— BEGIN Exercise materials —

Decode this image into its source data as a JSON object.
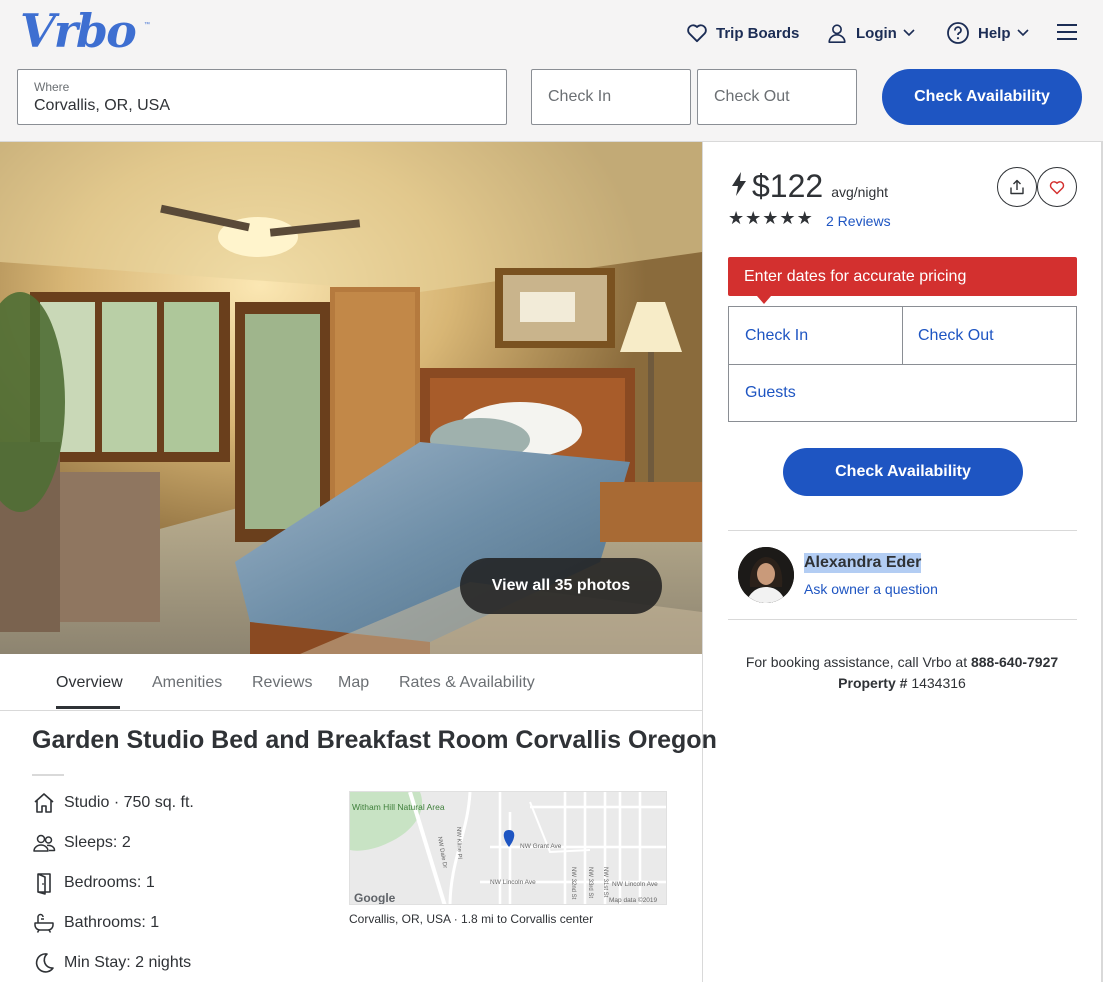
{
  "header": {
    "logo": "Vrbo",
    "nav": {
      "trip_boards": "Trip Boards",
      "login": "Login",
      "help": "Help"
    },
    "search": {
      "where_label": "Where",
      "where_value": "Corvallis, OR, USA",
      "check_in_placeholder": "Check In",
      "check_out_placeholder": "Check Out",
      "submit_label": "Check Availability"
    }
  },
  "gallery": {
    "view_all_label": "View all 35 photos"
  },
  "tabs": [
    {
      "label": "Overview",
      "active": true
    },
    {
      "label": "Amenities",
      "active": false
    },
    {
      "label": "Reviews",
      "active": false
    },
    {
      "label": "Map",
      "active": false
    },
    {
      "label": "Rates & Availability",
      "active": false
    }
  ],
  "listing": {
    "title": "Garden Studio Bed and Breakfast Room Corvallis Oregon",
    "facts": [
      {
        "icon": "house-icon",
        "text": "Studio · 750 sq. ft."
      },
      {
        "icon": "people-icon",
        "text": "Sleeps: 2"
      },
      {
        "icon": "door-icon",
        "text": "Bedrooms: 1"
      },
      {
        "icon": "bathtub-icon",
        "text": "Bathrooms: 1"
      },
      {
        "icon": "moon-icon",
        "text": "Min Stay: 2 nights"
      }
    ],
    "map": {
      "labels": {
        "park": "Witham Hill Natural Area",
        "grant": "NW Grant Ave",
        "lincoln": "NW Lincoln Ave",
        "lincoln2": "NW Lincoln Ave",
        "dale": "NW Dale Dr",
        "kline": "NW Kline Pl",
        "s32": "NW 32nd St",
        "s33": "NW 33rd St",
        "s31": "NW 31st St",
        "google": "Google",
        "map_data": "Map data ©2019"
      },
      "caption_place": "Corvallis, OR, USA",
      "caption_distance": "1.8 mi to Corvallis center"
    }
  },
  "booking": {
    "price": "$122",
    "price_unit": "avg/night",
    "rating": 5,
    "stars": [
      "★",
      "★",
      "★",
      "★",
      "★"
    ],
    "reviews_label": "2 Reviews",
    "alert": "Enter dates for accurate pricing",
    "check_in": "Check In",
    "check_out": "Check Out",
    "guests": "Guests",
    "submit_label": "Check Availability",
    "owner_name": "Alexandra Eder",
    "ask_owner": "Ask owner a question",
    "assist_text": "For booking assistance, call Vrbo at",
    "assist_phone": "888-640-7927",
    "property_label": "Property #",
    "property_number": "1434316"
  },
  "colors": {
    "brand": "#3e6fd1",
    "primary_button": "#1e55c2",
    "alert": "#d3302f",
    "nav_text": "#1c2d55"
  }
}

— END Exercise materials —

What to produce — Reproduce the listing exactly. Leave its pictures out.

The output —
Decode this image into its source data as a JSON object.
{
  "header": {
    "logo": "Vrbo",
    "nav": {
      "trip_boards": "Trip Boards",
      "login": "Login",
      "help": "Help"
    },
    "search": {
      "where_label": "Where",
      "where_value": "Corvallis, OR, USA",
      "check_in_placeholder": "Check In",
      "check_out_placeholder": "Check Out",
      "submit_label": "Check Availability"
    }
  },
  "gallery": {
    "view_all_label": "View all 35 photos"
  },
  "tabs": [
    {
      "label": "Overview",
      "active": true
    },
    {
      "label": "Amenities",
      "active": false
    },
    {
      "label": "Reviews",
      "active": false
    },
    {
      "label": "Map",
      "active": false
    },
    {
      "label": "Rates & Availability",
      "active": false
    }
  ],
  "listing": {
    "title": "Garden Studio Bed and Breakfast Room Corvallis Oregon",
    "facts": [
      {
        "icon": "house-icon",
        "text": "Studio · 750 sq. ft."
      },
      {
        "icon": "people-icon",
        "text": "Sleeps: 2"
      },
      {
        "icon": "door-icon",
        "text": "Bedrooms: 1"
      },
      {
        "icon": "bathtub-icon",
        "text": "Bathrooms: 1"
      },
      {
        "icon": "moon-icon",
        "text": "Min Stay: 2 nights"
      }
    ],
    "map": {
      "labels": {
        "park": "Witham Hill Natural Area",
        "grant": "NW Grant Ave",
        "lincoln": "NW Lincoln Ave",
        "lincoln2": "NW Lincoln Ave",
        "dale": "NW Dale Dr",
        "kline": "NW Kline Pl",
        "s32": "NW 32nd St",
        "s33": "NW 33rd St",
        "s31": "NW 31st St",
        "google": "Google",
        "map_data": "Map data ©2019"
      },
      "caption_place": "Corvallis, OR, USA",
      "caption_distance": "1.8 mi to Corvallis center"
    }
  },
  "booking": {
    "price": "$122",
    "price_unit": "avg/night",
    "rating": 5,
    "stars": [
      "★",
      "★",
      "★",
      "★",
      "★"
    ],
    "reviews_label": "2 Reviews",
    "alert": "Enter dates for accurate pricing",
    "check_in": "Check In",
    "check_out": "Check Out",
    "guests": "Guests",
    "submit_label": "Check Availability",
    "owner_name": "Alexandra Eder",
    "ask_owner": "Ask owner a question",
    "assist_text": "For booking assistance, call Vrbo at",
    "assist_phone": "888-640-7927",
    "property_label": "Property #",
    "property_number": "1434316"
  },
  "colors": {
    "brand": "#3e6fd1",
    "primary_button": "#1e55c2",
    "alert": "#d3302f",
    "nav_text": "#1c2d55"
  }
}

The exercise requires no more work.